REQUIREMENT
Go through the listing and copy every line word for word.

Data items
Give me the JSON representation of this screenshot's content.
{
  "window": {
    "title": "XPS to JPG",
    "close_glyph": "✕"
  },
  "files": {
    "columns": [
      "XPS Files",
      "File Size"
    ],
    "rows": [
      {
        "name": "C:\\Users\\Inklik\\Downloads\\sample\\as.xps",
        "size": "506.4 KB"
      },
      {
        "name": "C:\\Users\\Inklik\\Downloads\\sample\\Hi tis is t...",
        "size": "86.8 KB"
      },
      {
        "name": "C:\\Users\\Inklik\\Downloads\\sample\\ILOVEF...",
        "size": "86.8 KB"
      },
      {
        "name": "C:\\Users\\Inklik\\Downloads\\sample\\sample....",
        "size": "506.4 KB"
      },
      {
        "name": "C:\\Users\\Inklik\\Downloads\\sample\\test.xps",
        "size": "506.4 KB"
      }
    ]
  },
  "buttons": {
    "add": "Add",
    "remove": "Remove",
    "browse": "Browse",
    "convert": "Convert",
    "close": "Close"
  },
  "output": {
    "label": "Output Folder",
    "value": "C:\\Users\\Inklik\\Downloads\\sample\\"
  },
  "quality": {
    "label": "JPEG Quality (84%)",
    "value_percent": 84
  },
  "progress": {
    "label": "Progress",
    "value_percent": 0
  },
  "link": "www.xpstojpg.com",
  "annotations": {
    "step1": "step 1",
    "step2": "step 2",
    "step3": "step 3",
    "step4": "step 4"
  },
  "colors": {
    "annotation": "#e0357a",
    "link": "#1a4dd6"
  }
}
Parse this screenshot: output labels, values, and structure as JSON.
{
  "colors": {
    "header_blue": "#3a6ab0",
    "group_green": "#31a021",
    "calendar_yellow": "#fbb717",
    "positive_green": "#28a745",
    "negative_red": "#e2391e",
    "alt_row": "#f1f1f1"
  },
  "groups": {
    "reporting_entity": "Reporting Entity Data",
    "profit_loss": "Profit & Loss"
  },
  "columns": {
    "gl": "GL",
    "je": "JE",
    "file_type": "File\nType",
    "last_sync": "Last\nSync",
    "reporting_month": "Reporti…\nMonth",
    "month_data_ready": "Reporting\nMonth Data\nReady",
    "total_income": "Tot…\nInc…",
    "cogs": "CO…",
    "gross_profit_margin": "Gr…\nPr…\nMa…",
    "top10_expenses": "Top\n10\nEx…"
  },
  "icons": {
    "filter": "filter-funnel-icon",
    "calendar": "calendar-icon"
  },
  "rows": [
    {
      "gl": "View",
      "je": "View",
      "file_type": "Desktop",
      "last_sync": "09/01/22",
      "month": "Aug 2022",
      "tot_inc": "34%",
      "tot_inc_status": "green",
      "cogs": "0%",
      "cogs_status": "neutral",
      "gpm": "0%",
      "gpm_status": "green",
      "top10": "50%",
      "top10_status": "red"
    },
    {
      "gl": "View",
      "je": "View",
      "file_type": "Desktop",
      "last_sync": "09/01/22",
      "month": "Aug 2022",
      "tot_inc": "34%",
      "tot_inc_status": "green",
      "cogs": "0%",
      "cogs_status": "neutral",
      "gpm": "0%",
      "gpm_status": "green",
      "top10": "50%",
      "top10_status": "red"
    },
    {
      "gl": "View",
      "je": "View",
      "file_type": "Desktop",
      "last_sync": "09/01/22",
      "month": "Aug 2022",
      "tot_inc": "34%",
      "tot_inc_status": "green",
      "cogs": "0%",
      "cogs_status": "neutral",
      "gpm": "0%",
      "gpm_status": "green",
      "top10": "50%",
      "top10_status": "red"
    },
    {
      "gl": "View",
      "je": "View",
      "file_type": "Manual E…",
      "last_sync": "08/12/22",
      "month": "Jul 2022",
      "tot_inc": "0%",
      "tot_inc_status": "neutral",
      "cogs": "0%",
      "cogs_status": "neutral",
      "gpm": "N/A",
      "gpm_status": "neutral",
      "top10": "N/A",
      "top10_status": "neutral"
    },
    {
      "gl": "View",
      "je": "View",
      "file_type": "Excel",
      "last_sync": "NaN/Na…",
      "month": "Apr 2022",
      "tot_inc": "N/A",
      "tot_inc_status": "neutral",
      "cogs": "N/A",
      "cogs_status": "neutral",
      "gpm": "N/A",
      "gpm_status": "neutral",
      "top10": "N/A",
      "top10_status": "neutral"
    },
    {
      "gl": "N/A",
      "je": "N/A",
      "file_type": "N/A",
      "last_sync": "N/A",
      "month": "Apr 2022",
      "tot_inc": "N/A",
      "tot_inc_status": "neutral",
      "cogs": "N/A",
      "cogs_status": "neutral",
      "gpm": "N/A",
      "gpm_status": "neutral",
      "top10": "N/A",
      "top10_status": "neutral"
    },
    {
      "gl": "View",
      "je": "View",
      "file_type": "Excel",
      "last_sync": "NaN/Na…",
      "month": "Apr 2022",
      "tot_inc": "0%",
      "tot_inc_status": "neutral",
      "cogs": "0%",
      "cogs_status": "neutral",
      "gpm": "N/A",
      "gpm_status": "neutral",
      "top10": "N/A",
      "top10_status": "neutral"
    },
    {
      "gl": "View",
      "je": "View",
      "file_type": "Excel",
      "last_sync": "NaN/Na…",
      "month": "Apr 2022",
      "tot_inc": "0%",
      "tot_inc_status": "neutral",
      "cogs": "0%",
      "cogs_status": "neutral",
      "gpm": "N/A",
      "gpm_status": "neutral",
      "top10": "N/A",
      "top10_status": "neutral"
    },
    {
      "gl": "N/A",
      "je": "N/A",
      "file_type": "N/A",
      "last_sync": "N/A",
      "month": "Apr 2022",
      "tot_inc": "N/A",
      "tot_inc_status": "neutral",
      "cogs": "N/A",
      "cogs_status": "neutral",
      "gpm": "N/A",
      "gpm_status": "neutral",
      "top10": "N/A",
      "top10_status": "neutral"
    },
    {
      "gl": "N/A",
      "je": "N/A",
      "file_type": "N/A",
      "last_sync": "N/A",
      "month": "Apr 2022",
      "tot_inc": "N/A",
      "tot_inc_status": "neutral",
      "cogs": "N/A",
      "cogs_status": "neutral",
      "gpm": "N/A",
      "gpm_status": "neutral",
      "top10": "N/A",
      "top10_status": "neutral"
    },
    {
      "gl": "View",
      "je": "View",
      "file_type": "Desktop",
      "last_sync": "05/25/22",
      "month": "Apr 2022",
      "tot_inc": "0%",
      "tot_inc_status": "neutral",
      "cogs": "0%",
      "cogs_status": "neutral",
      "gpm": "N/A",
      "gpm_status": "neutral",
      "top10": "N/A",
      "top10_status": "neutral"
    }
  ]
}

THE OUTPUT
Give me the JSON representation of this screenshot's content.
{
  "window": {
    "title": "XPS to JPG",
    "close_glyph": "✕"
  },
  "files": {
    "columns": [
      "XPS Files",
      "File Size"
    ],
    "rows": [
      {
        "name": "C:\\Users\\Inklik\\Downloads\\sample\\as.xps",
        "size": "506.4 KB"
      },
      {
        "name": "C:\\Users\\Inklik\\Downloads\\sample\\Hi tis is t...",
        "size": "86.8 KB"
      },
      {
        "name": "C:\\Users\\Inklik\\Downloads\\sample\\ILOVEF...",
        "size": "86.8 KB"
      },
      {
        "name": "C:\\Users\\Inklik\\Downloads\\sample\\sample....",
        "size": "506.4 KB"
      },
      {
        "name": "C:\\Users\\Inklik\\Downloads\\sample\\test.xps",
        "size": "506.4 KB"
      }
    ]
  },
  "buttons": {
    "add": "Add",
    "remove": "Remove",
    "browse": "Browse",
    "convert": "Convert",
    "close": "Close"
  },
  "output": {
    "label": "Output Folder",
    "value": "C:\\Users\\Inklik\\Downloads\\sample\\"
  },
  "quality": {
    "label": "JPEG Quality (84%)",
    "value_percent": 84
  },
  "progress": {
    "label": "Progress",
    "value_percent": 0
  },
  "link": "www.xpstojpg.com",
  "annotations": {
    "step1": "step 1",
    "step2": "step 2",
    "step3": "step 3",
    "step4": "step 4"
  },
  "colors": {
    "annotation": "#e0357a",
    "link": "#1a4dd6"
  }
}
Parse this screenshot: output labels, values, and structure as JSON.
{
  "colors": {
    "header_blue": "#3a6ab0",
    "group_green": "#31a021",
    "calendar_yellow": "#fbb717",
    "positive_green": "#28a745",
    "negative_red": "#e2391e",
    "alt_row": "#f1f1f1"
  },
  "groups": {
    "reporting_entity": "Reporting Entity Data",
    "profit_loss": "Profit & Loss"
  },
  "columns": {
    "gl": "GL",
    "je": "JE",
    "file_type": "File\nType",
    "last_sync": "Last\nSync",
    "reporting_month": "Reporti…\nMonth",
    "month_data_ready": "Reporting\nMonth Data\nReady",
    "total_income": "Tot…\nInc…",
    "cogs": "CO…",
    "gross_profit_margin": "Gr…\nPr…\nMa…",
    "top10_expenses": "Top\n10\nEx…"
  },
  "icons": {
    "filter": "filter-funnel-icon",
    "calendar": "calendar-icon"
  },
  "rows": [
    {
      "gl": "View",
      "je": "View",
      "file_type": "Desktop",
      "last_sync": "09/01/22",
      "month": "Aug 2022",
      "tot_inc": "34%",
      "tot_inc_status": "green",
      "cogs": "0%",
      "cogs_status": "neutral",
      "gpm": "0%",
      "gpm_status": "green",
      "top10": "50%",
      "top10_status": "red"
    },
    {
      "gl": "View",
      "je": "View",
      "file_type": "Desktop",
      "last_sync": "09/01/22",
      "month": "Aug 2022",
      "tot_inc": "34%",
      "tot_inc_status": "green",
      "cogs": "0%",
      "cogs_status": "neutral",
      "gpm": "0%",
      "gpm_status": "green",
      "top10": "50%",
      "top10_status": "red"
    },
    {
      "gl": "View",
      "je": "View",
      "file_type": "Desktop",
      "last_sync": "09/01/22",
      "month": "Aug 2022",
      "tot_inc": "34%",
      "tot_inc_status": "green",
      "cogs": "0%",
      "cogs_status": "neutral",
      "gpm": "0%",
      "gpm_status": "green",
      "top10": "50%",
      "top10_status": "red"
    },
    {
      "gl": "View",
      "je": "View",
      "file_type": "Manual E…",
      "last_sync": "08/12/22",
      "month": "Jul 2022",
      "tot_inc": "0%",
      "tot_inc_status": "neutral",
      "cogs": "0%",
      "cogs_status": "neutral",
      "gpm": "N/A",
      "gpm_status": "neutral",
      "top10": "N/A",
      "top10_status": "neutral"
    },
    {
      "gl": "View",
      "je": "View",
      "file_type": "Excel",
      "last_sync": "NaN/Na…",
      "month": "Apr 2022",
      "tot_inc": "N/A",
      "tot_inc_status": "neutral",
      "cogs": "N/A",
      "cogs_status": "neutral",
      "gpm": "N/A",
      "gpm_status": "neutral",
      "top10": "N/A",
      "top10_status": "neutral"
    },
    {
      "gl": "N/A",
      "je": "N/A",
      "file_type": "N/A",
      "last_sync": "N/A",
      "month": "Apr 2022",
      "tot_inc": "N/A",
      "tot_inc_status": "neutral",
      "cogs": "N/A",
      "cogs_status": "neutral",
      "gpm": "N/A",
      "gpm_status": "neutral",
      "top10": "N/A",
      "top10_status": "neutral"
    },
    {
      "gl": "View",
      "je": "View",
      "file_type": "Excel",
      "last_sync": "NaN/Na…",
      "month": "Apr 2022",
      "tot_inc": "0%",
      "tot_inc_status": "neutral",
      "cogs": "0%",
      "cogs_status": "neutral",
      "gpm": "N/A",
      "gpm_status": "neutral",
      "top10": "N/A",
      "top10_status": "neutral"
    },
    {
      "gl": "View",
      "je": "View",
      "file_type": "Excel",
      "last_sync": "NaN/Na…",
      "month": "Apr 2022",
      "tot_inc": "0%",
      "tot_inc_status": "neutral",
      "cogs": "0%",
      "cogs_status": "neutral",
      "gpm": "N/A",
      "gpm_status": "neutral",
      "top10": "N/A",
      "top10_status": "neutral"
    },
    {
      "gl": "N/A",
      "je": "N/A",
      "file_type": "N/A",
      "last_sync": "N/A",
      "month": "Apr 2022",
      "tot_inc": "N/A",
      "tot_inc_status": "neutral",
      "cogs": "N/A",
      "cogs_status": "neutral",
      "gpm": "N/A",
      "gpm_status": "neutral",
      "top10": "N/A",
      "top10_status": "neutral"
    },
    {
      "gl": "N/A",
      "je": "N/A",
      "file_type": "N/A",
      "last_sync": "N/A",
      "month": "Apr 2022",
      "tot_inc": "N/A",
      "tot_inc_status": "neutral",
      "cogs": "N/A",
      "cogs_status": "neutral",
      "gpm": "N/A",
      "gpm_status": "neutral",
      "top10": "N/A",
      "top10_status": "neutral"
    },
    {
      "gl": "View",
      "je": "View",
      "file_type": "Desktop",
      "last_sync": "05/25/22",
      "month": "Apr 2022",
      "tot_inc": "0%",
      "tot_inc_status": "neutral",
      "cogs": "0%",
      "cogs_status": "neutral",
      "gpm": "N/A",
      "gpm_status": "neutral",
      "top10": "N/A",
      "top10_status": "neutral"
    }
  ]
}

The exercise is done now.